In the data, extract each line that holds the string "Lieferanten".

— BEGIN —

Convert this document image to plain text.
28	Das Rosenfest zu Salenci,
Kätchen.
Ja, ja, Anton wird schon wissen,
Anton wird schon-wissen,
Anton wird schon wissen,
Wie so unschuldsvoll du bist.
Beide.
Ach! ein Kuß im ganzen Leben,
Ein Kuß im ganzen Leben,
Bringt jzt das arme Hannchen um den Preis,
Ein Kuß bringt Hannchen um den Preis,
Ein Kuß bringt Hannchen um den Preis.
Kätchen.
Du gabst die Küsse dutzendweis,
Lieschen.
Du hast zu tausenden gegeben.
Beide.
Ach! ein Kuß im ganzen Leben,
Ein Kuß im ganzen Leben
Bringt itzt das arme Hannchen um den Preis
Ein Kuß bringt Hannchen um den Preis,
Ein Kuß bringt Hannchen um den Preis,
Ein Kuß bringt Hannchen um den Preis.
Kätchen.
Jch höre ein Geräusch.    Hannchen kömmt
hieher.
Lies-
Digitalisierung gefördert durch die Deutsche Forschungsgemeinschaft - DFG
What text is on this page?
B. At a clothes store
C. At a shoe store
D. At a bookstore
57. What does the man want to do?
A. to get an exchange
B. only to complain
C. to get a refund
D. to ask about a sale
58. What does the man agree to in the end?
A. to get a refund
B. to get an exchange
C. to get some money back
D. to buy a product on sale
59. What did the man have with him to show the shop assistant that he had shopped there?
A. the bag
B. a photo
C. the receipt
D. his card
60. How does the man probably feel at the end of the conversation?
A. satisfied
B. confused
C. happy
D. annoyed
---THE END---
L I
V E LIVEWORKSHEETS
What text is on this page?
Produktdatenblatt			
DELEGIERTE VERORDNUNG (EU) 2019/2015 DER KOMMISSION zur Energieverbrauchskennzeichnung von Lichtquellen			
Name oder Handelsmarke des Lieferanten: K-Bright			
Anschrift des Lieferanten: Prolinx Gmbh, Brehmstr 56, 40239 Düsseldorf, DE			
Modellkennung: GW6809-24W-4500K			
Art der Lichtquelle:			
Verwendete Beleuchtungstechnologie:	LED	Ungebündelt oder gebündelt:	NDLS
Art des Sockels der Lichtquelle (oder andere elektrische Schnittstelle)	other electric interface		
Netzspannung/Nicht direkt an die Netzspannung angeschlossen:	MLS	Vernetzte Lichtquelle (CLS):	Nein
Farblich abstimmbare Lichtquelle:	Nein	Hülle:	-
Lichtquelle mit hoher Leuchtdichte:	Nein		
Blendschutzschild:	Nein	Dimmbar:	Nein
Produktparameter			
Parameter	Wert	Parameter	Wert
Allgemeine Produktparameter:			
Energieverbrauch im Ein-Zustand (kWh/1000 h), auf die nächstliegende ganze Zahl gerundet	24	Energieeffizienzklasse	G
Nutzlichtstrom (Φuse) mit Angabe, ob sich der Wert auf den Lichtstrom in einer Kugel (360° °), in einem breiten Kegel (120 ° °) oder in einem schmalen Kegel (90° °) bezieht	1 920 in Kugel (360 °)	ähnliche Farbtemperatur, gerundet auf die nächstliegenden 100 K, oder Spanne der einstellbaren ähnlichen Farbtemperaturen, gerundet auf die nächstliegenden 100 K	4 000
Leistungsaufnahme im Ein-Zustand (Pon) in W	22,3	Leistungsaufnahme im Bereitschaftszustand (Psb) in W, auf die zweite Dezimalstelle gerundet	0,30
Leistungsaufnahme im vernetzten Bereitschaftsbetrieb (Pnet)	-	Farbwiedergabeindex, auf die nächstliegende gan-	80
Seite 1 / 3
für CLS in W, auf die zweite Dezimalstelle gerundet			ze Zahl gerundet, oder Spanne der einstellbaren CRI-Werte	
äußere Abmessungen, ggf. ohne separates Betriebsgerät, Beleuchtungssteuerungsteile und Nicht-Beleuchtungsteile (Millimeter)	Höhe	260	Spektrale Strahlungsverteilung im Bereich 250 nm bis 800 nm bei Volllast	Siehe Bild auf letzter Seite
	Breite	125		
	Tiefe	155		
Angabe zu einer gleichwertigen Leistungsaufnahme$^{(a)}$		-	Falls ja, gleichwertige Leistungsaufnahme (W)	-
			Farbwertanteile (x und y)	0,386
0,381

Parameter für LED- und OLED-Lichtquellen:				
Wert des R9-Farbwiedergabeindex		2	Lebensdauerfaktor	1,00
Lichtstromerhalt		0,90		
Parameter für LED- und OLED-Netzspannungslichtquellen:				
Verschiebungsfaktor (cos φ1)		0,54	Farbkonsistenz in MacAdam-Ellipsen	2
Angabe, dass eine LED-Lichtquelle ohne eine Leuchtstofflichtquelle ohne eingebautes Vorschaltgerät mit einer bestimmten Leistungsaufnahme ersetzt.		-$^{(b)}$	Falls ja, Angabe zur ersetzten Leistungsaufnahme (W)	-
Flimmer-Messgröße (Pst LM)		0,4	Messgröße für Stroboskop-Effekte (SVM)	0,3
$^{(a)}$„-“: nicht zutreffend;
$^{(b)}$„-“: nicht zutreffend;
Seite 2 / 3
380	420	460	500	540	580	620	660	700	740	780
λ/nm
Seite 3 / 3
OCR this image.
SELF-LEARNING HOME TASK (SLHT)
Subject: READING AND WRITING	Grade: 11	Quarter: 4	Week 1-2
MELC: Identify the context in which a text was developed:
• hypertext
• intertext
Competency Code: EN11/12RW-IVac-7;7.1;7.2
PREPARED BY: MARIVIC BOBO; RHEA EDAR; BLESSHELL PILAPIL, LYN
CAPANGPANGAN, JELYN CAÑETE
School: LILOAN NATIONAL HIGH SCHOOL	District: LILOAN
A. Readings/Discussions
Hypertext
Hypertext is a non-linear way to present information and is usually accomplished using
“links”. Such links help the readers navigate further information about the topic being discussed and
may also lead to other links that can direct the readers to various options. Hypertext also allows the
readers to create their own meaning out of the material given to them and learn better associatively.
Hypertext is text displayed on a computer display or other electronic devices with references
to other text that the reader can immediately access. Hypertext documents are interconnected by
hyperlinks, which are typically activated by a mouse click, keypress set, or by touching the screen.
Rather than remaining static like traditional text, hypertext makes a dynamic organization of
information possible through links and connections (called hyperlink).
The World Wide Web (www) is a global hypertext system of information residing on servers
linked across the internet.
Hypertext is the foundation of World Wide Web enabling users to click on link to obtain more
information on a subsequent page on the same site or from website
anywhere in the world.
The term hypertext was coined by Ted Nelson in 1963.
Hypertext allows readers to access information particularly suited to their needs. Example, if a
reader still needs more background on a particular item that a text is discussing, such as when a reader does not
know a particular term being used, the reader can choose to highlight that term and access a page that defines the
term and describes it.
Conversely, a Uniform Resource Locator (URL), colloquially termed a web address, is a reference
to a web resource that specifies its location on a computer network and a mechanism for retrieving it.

— END —

* Answer
Name oder Handelsmarke des Lieferanten: K-Bright			
Anschrift des Lieferanten: Prolinx Gmbh, Brehmstr 56, 40239 Düsseldorf, DE			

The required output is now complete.